• _Exercise aim_
Where a line holds the word "Figure", copy that line.

• _Information given_
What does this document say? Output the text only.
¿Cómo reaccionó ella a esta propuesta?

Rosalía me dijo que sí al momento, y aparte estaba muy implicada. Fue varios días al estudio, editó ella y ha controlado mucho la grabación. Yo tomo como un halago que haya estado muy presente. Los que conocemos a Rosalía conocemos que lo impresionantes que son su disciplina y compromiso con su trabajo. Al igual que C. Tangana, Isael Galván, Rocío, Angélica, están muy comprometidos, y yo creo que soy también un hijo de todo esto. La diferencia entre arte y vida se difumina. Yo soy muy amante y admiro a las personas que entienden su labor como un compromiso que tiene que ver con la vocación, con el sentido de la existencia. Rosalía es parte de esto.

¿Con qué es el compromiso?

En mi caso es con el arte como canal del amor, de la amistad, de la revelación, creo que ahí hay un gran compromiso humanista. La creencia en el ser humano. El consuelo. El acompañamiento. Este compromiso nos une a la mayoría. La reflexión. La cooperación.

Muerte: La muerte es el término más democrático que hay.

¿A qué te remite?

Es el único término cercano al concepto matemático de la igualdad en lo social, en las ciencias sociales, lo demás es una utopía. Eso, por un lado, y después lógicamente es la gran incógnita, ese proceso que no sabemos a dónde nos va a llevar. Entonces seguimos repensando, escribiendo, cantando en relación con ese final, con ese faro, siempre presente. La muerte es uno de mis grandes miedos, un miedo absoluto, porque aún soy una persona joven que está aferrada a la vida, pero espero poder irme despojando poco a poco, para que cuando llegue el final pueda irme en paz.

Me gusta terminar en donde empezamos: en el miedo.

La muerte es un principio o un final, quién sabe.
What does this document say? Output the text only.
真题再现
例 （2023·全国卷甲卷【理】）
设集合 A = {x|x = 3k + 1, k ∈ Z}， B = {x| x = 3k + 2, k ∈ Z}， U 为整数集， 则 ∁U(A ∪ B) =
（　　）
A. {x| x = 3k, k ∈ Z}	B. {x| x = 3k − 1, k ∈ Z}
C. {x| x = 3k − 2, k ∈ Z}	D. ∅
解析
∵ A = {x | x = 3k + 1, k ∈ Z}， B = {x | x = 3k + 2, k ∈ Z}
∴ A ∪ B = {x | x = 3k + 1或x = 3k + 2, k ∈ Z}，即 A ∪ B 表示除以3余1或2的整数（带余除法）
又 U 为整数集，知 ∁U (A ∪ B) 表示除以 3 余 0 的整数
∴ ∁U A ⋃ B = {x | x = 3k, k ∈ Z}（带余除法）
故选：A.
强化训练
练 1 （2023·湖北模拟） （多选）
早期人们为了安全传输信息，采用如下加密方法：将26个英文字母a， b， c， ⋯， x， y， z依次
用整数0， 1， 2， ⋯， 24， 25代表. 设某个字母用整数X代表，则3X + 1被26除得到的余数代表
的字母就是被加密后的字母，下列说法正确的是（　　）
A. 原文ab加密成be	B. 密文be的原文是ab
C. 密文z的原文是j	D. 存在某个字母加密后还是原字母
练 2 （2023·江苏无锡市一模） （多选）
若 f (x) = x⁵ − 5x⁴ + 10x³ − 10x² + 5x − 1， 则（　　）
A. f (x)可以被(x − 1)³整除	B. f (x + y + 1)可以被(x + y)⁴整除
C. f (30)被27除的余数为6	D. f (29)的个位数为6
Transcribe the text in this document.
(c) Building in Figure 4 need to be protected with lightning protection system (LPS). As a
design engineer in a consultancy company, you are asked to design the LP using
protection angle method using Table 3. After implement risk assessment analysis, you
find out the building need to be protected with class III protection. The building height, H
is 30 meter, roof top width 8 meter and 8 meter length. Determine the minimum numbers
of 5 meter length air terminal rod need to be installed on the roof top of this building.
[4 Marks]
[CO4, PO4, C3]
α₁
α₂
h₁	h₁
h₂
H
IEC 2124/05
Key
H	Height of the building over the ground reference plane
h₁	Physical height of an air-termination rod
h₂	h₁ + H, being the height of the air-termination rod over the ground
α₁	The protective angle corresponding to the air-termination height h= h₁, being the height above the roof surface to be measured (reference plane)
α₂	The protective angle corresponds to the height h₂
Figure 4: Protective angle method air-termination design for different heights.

• _Task answer_
(c) Building in Figure 4 need to be protected with lightning protection system (LPS). As a
Figure 4: Protective angle method air-termination design for different heights.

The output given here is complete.